RECORD LIST:
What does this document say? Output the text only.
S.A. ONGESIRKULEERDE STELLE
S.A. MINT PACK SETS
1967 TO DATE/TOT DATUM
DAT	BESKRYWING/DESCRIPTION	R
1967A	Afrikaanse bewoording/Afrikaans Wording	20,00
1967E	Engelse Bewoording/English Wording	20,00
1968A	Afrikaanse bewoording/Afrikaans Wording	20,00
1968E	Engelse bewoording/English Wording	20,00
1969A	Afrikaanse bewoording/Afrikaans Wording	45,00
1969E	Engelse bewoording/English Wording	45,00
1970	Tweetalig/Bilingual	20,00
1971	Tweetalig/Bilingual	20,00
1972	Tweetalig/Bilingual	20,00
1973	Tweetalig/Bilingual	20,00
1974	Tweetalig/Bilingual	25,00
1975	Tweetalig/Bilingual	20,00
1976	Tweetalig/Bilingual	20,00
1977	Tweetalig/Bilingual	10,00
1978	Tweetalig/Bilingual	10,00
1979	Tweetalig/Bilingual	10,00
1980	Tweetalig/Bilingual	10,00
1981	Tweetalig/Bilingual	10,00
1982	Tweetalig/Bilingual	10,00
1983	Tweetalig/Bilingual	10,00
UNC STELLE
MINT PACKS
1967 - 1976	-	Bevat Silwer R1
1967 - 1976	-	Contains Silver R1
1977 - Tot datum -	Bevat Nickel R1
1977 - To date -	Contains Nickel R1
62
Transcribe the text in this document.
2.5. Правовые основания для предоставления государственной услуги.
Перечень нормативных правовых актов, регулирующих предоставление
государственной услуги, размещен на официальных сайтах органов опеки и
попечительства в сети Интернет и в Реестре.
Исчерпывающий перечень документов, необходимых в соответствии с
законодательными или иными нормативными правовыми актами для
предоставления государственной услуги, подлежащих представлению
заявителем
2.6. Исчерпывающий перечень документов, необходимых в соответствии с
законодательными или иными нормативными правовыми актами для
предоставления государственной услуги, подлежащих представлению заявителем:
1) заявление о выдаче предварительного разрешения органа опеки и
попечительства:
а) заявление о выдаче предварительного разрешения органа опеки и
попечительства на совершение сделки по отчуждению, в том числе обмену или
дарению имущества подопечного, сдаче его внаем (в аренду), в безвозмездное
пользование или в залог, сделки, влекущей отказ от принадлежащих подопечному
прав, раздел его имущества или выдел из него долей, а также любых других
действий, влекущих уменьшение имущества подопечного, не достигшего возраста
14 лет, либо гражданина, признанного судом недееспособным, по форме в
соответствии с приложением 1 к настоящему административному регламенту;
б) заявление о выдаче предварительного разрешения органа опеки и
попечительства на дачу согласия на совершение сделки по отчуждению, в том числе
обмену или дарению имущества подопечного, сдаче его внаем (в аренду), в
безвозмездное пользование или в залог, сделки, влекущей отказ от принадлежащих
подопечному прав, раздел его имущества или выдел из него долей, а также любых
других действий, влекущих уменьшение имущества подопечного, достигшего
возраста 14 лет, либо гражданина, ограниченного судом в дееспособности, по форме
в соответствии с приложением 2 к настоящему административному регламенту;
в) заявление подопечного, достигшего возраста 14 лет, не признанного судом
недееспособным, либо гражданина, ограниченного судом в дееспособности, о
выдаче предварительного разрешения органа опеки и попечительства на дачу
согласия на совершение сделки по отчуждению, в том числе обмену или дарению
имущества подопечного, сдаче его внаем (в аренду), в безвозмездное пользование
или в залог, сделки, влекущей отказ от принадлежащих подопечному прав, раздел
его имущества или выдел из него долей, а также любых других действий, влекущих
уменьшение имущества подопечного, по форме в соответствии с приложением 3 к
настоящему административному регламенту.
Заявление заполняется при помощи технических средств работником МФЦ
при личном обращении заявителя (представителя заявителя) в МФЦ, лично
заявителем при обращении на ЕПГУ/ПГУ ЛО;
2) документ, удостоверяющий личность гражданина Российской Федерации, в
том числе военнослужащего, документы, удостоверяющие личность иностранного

DIRECTIONS: Copy every line of the data that holds the string "органа".

RESPONSE:
1) заявление о выдаче предварительного разрешения органа опеки и
а) заявление о выдаче предварительного разрешения органа опеки и
б) заявление о выдаче предварительного разрешения органа опеки и
выдаче предварительного разрешения органа опеки и попечительства на дачу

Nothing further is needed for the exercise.